Data items:
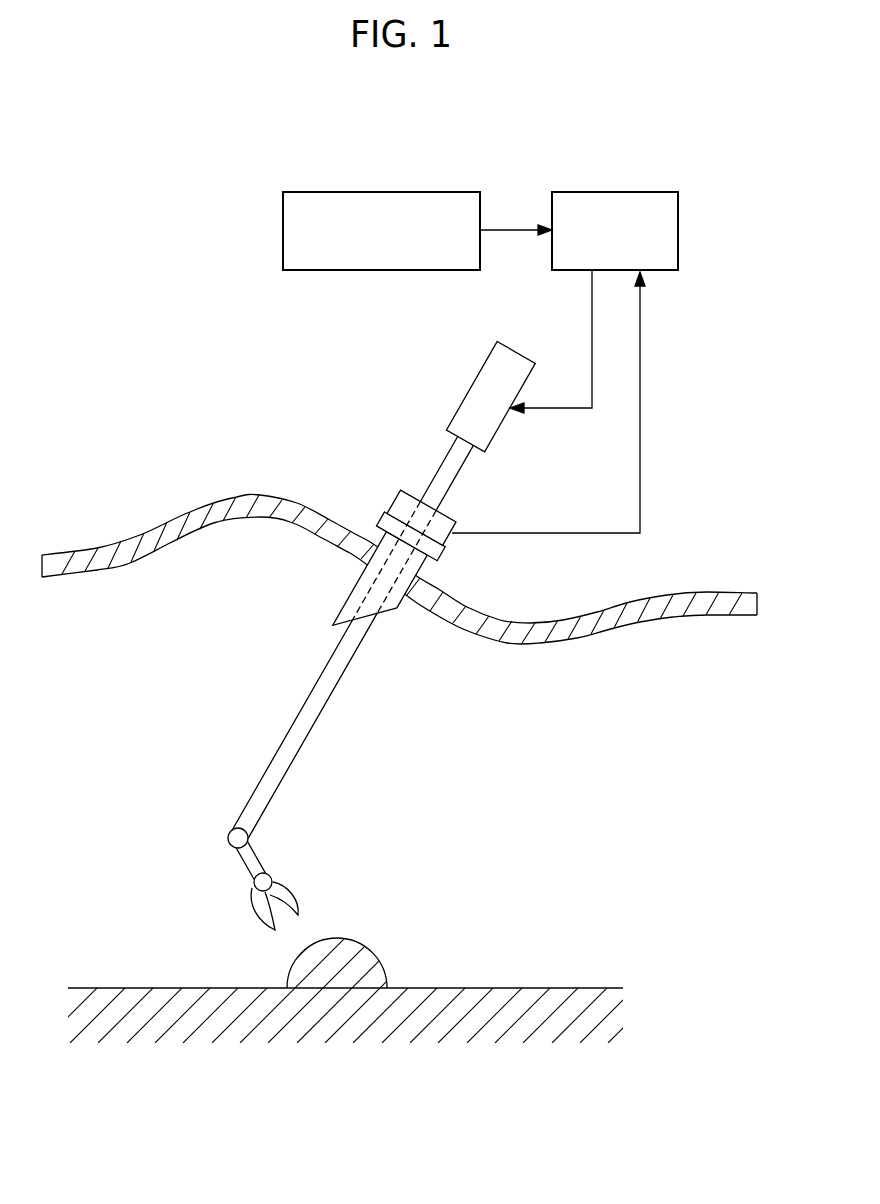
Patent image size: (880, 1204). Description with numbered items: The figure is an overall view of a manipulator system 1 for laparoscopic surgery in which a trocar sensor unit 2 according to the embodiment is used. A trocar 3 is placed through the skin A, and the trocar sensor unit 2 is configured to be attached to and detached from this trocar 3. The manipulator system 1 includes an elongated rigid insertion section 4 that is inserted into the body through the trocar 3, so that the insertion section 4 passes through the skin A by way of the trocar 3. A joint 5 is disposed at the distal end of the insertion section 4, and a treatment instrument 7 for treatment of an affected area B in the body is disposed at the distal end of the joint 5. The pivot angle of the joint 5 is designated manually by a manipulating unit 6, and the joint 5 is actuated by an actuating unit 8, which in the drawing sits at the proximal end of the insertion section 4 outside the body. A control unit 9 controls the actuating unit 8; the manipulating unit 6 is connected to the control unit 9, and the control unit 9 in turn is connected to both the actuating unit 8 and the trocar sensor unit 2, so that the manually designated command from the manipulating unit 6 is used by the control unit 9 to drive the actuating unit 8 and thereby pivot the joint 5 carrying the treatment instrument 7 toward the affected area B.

The manipulator system 1 is at (193, 256).
The trocar sensor unit 2 is at (445, 546).
The trocar 3 is at (393, 609).
The insertion section 4 is at (308, 732).
The joint 5 is at (228, 837).
The manipulating unit 6 is at (378, 191).
The treatment instrument 7 is at (278, 882).
The actuating unit 8 is at (471, 385).
The control unit 9 is at (615, 191).
The skin A is at (692, 592).
The affected area B is at (355, 938).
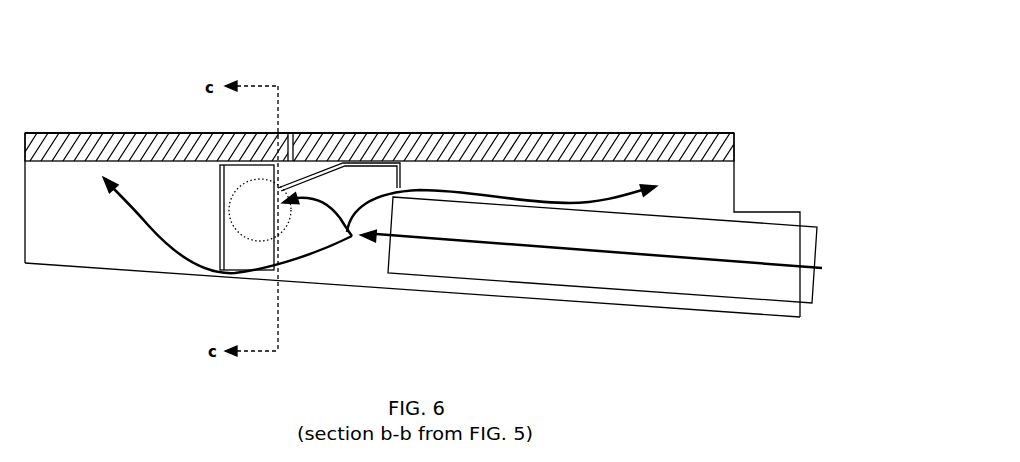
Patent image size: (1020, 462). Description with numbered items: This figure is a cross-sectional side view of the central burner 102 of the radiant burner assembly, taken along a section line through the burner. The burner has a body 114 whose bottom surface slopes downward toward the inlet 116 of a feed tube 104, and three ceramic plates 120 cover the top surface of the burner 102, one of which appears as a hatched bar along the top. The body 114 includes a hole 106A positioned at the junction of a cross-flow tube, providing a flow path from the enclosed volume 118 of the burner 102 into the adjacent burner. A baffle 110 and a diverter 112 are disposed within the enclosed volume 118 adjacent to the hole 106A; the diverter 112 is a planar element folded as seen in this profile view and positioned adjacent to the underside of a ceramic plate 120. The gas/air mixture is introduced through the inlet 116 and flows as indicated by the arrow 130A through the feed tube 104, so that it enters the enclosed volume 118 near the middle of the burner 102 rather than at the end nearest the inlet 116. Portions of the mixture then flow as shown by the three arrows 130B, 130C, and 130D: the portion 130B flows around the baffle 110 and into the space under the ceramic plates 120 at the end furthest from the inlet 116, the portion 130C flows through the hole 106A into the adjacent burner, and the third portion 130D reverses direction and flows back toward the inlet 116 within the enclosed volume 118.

The central burner 102 is at (213, 33).
The feed tube 104 is at (597, 288).
The hole 106A is at (293, 226).
The baffle 110 is at (220, 197).
The diverter 112 is at (400, 180).
The body 114 is at (173, 275).
The inlet 116 is at (828, 230).
The enclosed volume 118 is at (374, 278).
The ceramic plate 120 is at (117, 140).
The arrow 130A is at (757, 264).
The arrow 130B is at (143, 222).
The arrow 130C is at (320, 210).
The arrow 130D is at (564, 200).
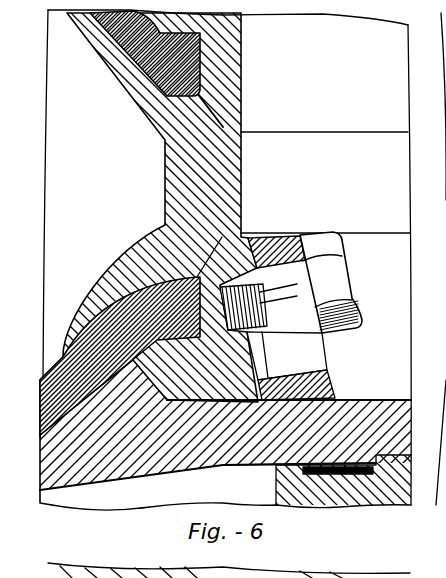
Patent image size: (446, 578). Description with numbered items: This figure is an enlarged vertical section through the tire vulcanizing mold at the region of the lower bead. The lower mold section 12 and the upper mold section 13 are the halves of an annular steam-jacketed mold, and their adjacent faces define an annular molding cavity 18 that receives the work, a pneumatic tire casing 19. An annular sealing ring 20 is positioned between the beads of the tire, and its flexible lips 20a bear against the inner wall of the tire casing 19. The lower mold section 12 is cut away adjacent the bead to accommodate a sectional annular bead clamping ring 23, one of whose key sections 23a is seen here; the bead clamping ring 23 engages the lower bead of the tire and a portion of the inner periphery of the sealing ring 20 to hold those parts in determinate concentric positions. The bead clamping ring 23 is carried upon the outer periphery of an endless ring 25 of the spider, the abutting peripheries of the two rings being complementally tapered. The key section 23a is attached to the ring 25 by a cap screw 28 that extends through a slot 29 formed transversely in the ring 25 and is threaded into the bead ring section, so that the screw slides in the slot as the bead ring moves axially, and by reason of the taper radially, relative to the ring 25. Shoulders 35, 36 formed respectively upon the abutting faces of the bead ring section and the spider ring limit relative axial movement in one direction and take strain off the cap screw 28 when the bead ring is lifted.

The lower mold section 12 is at (150, 442).
The upper mold section 13 is at (232, 58).
The annular molding cavity 18 is at (51, 432).
The pneumatic tire casing 19 is at (77, 405).
The annular sealing ring 20 is at (231, 163).
The flexible lips 20a is at (70, 327).
The sectional annular bead clamping ring 23 is at (187, 400).
The key sections 23a is at (213, 400).
The endless ring 25 is at (276, 243).
The cap screws 28 is at (333, 240).
The slots 29 is at (324, 360).
The shoulder 35 is at (262, 335).
The shoulder 36 is at (268, 370).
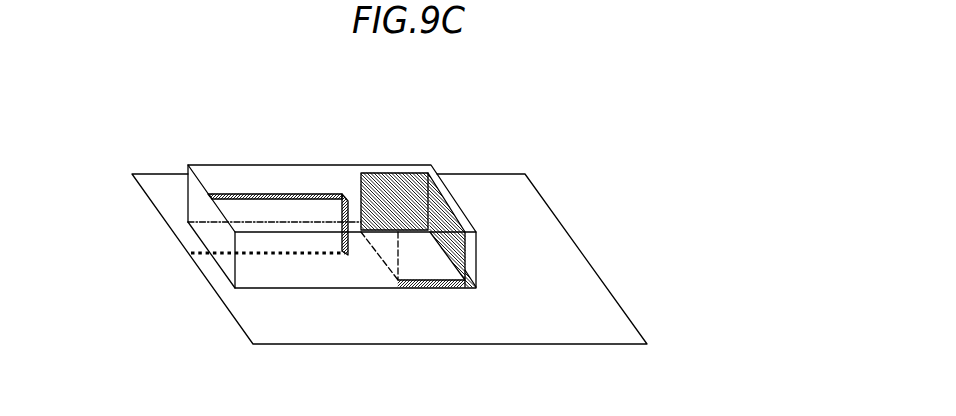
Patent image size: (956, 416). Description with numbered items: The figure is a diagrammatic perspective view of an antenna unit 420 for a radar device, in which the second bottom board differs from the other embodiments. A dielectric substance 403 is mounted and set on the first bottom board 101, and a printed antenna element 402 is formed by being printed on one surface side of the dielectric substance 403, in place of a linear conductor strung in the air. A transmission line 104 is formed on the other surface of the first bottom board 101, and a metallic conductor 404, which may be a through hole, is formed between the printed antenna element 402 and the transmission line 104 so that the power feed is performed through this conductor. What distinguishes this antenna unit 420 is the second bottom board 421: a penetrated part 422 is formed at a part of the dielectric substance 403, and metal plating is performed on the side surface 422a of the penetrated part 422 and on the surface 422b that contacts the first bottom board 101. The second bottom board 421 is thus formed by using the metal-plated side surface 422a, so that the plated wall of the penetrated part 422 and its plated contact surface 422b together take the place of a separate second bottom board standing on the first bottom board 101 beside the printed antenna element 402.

The first bottom board 101 is at (597, 303).
The transmission line 104 is at (260, 256).
The printed antenna element 402 is at (301, 262).
The dielectric substance 403 is at (217, 240).
The metallic conductor 404 is at (348, 243).
The antenna unit 420 is at (279, 173).
The second bottom board 421 is at (504, 248).
The penetrated part 422 is at (428, 230).
The side surface 422a is at (398, 226).
The surface contacting with the first bottom board 422b is at (464, 287).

**Work to complete:** Recast every line of the listing above as a numbered list, skipping the blank lines and leaving out the pictures.

**Output of the exercise:**
1. Patent image size: (880, 1204). Description with numbered items: The figure is an overall view of a manipulator system 1 for laparoscopic surgery in which a trocar sensor unit 2 according to the embodiment is used. A trocar 3 is placed through the skin A, and the trocar sensor unit 2 is configured to be attached to and detached from this trocar 3. The manipulator system 1 includes an elongated rigid insertion section 4 that is inserted into the body through the trocar 3, so that the insertion section 4 passes through the skin A by way of the trocar 3. A joint 5 is disposed at the distal end of the insertion section 4, and a treatment instrument 7 for treatment of an affected area B in the body is disposed at the distal end of the joint 5. The pivot angle of the joint 5 is designated manually by a manipulating unit 6, and the joint 5 is actuated by an actuating unit 8, which in the drawing sits at the proximal end of the insertion section 4 outside the body. A control unit 9 controls the actuating unit 8; the manipulating unit 6 is connected to the control unit 9, and the control unit 9 in turn is connected to both the actuating unit 8 and the trocar sensor unit 2, so that the manually designated command from the manipulating unit 6 is used by the control unit 9 to drive the actuating unit 8 and thereby pivot the joint 5 carrying the treatment instrument 7 toward the affected area B.
2. The manipulator system 1 is at (193, 256).
3. The trocar sensor unit 2 is at (445, 546).
4. The trocar 3 is at (393, 609).
5. The insertion section 4 is at (308, 732).
6. The joint 5 is at (228, 837).
7. The manipulating unit 6 is at (378, 191).
8. The treatment instrument 7 is at (278, 882).
9. The actuating unit 8 is at (471, 385).
10. The control unit 9 is at (615, 191).
11. The skin A is at (692, 592).
12. The affected area B is at (355, 938).
13. Patent image size: (1020, 462). Description with numbered items: This figure is a cross-sectional side view of the central burner 102 of the radiant burner assembly, taken along a section line through the burner. The burner has a body 114 whose bottom surface slopes downward toward the inlet 116 of a feed tube 104, and three ceramic plates 120 cover the top surface of the burner 102, one of which appears as a hatched bar along the top. The body 114 includes a hole 106A positioned at the junction of a cross-flow tube, providing a flow path from the enclosed volume 118 of the burner 102 into the adjacent burner. A baffle 110 and a diverter 112 are disposed within the enclosed volume 118 adjacent to the hole 106A; the diverter 112 is a planar element folded as seen in this profile view and positioned adjacent to the underside of a ceramic plate 120. The gas/air mixture is introduced through the inlet 116 and flows as indicated by the arrow 130A through the feed tube 104, so that it enters the enclosed volume 118 near the middle of the burner 102 rather than at the end nearest the inlet 116. Portions of the mixture then flow as shown by the three arrows 130B, 130C, and 130D: the portion 130B flows around the baffle 110 and into the space under the ceramic plates 120 at the end furthest from the inlet 116, the portion 130C flows through the hole 106A into the adjacent burner, and the third portion 130D reverses direction and flows back toward the inlet 116 within the enclosed volume 118.
14. The central burner 102 is at (213, 33).
15. The feed tube 104 is at (597, 288).
16. The hole 106A is at (293, 226).
17. The baffle 110 is at (220, 197).
18. The diverter 112 is at (400, 180).
19. The body 114 is at (173, 275).
20. The inlet 116 is at (828, 230).
21. The enclosed volume 118 is at (374, 278).
22. The ceramic plate 120 is at (117, 140).
23. The arrow 130A is at (757, 264).
24. The arrow 130B is at (143, 222).
25. The arrow 130C is at (320, 210).
26. The arrow 130D is at (564, 200).
27. Patent image size: (446, 578). Description with numbered items: This figure is an enlarged vertical section through the tire vulcanizing mold at the region of the lower bead. The lower mold section 12 and the upper mold section 13 are the halves of an annular steam-jacketed mold, and their adjacent faces define an annular molding cavity 18 that receives the work, a pneumatic tire casing 19. An annular sealing ring 20 is positioned between the beads of the tire, and its flexible lips 20a bear against the inner wall of the tire casing 19. The lower mold section 12 is cut away adjacent the bead to accommodate a sectional annular bead clamping ring 23, one of whose key sections 23a is seen here; the bead clamping ring 23 engages the lower bead of the tire and a portion of the inner periphery of the sealing ring 20 to hold those parts in determinate concentric positions. The bead clamping ring 23 is carried upon the outer periphery of an endless ring 25 of the spider, the abutting peripheries of the two rings being complementally tapered. The key section 23a is attached to the ring 25 by a cap screw 28 that extends through a slot 29 formed transversely in the ring 25 and is threaded into the bead ring section, so that the screw slides in the slot as the bead ring moves axially, and by reason of the taper radially, relative to the ring 25. Shoulders 35, 36 formed respectively upon the abutting faces of the bead ring section and the spider ring limit relative axial movement in one direction and take strain off the cap screw 28 when the bead ring is lifted.
28. The lower mold section 12 is at (150, 442).
29. The upper mold section 13 is at (232, 58).
30. The annular molding cavity 18 is at (51, 432).
31. The pneumatic tire casing 19 is at (77, 405).
32. The annular sealing ring 20 is at (231, 163).
33. The flexible lips 20a is at (70, 327).
34. The sectional annular bead clamping ring 23 is at (187, 400).
35. The key sections 23a is at (213, 400).
36. The endless ring 25 is at (276, 243).
37. The cap screws 28 is at (333, 240).
38. The slots 29 is at (324, 360).
39. The shoulder 35 is at (262, 335).
40. The shoulder 36 is at (268, 370).
41. Patent image size: (956, 416). Description with numbered items: The figure is a diagrammatic perspective view of an antenna unit 420 for a radar device, in which the second bottom board differs from the other embodiments. A dielectric substance 403 is mounted and set on the first bottom board 101, and a printed antenna element 402 is formed by being printed on one surface side of the dielectric substance 403, in place of a linear conductor strung in the air. A transmission line 104 is formed on the other surface of the first bottom board 101, and a metallic conductor 404, which may be a through hole, is formed between the printed antenna element 402 and the transmission line 104 so that the power feed is performed through this conductor. What distinguishes this antenna unit 420 is the second bottom board 421: a penetrated part 422 is formed at a part of the dielectric substance 403, and metal plating is performed on the side surface 422a of the penetrated part 422 and on the surface 422b that contacts the first bottom board 101. The second bottom board 421 is thus formed by using the metal-plated side surface 422a, so that the plated wall of the penetrated part 422 and its plated contact surface 422b together take the place of a separate second bottom board standing on the first bottom board 101 beside the printed antenna element 402.
42. The first bottom board 101 is at (597, 303).
43. The transmission line 104 is at (260, 256).
44. The printed antenna element 402 is at (301, 262).
45. The dielectric substance 403 is at (217, 240).
46. The metallic conductor 404 is at (348, 243).
47. The antenna unit 420 is at (279, 173).
48. The second bottom board 421 is at (504, 248).
49. The penetrated part 422 is at (428, 230).
50. The side surface 422a is at (398, 226).
51. The surface contacting with the first bottom board 422b is at (464, 287).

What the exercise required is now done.